What you have to do ▸
Copy every line that mentions the word "推动党和国家事业取得历史性成就".

(Records from a dataset)

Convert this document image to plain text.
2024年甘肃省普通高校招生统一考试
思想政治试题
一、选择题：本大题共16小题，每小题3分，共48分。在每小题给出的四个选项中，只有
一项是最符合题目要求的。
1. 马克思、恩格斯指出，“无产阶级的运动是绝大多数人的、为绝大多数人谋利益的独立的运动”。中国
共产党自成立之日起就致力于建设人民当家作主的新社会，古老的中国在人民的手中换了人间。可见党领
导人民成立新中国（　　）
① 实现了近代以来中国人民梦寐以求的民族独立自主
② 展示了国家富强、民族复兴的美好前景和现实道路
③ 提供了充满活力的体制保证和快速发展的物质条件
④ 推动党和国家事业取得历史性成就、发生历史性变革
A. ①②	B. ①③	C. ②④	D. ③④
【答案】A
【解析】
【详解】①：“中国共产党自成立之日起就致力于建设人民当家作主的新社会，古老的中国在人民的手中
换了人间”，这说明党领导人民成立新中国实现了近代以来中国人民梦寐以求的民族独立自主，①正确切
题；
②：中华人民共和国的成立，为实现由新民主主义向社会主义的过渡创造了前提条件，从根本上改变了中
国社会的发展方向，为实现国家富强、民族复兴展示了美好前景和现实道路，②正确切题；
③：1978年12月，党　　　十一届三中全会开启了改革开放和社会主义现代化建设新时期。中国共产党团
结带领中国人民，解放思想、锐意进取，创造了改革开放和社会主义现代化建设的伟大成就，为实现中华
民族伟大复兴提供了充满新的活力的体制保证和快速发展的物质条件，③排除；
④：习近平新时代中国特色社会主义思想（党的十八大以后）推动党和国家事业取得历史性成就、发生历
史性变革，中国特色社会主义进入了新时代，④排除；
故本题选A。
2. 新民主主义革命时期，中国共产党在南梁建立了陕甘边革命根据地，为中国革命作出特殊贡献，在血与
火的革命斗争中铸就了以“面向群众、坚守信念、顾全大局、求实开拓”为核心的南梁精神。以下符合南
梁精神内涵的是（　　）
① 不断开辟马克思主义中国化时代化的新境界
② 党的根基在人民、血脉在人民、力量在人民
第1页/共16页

Exercise result ▸
④ 推动党和国家事业取得历史性成就、发生历史性变革
④：习近平新时代中国特色社会主义思想（党的十八大以后）推动党和国家事业取得历史性成就、发生历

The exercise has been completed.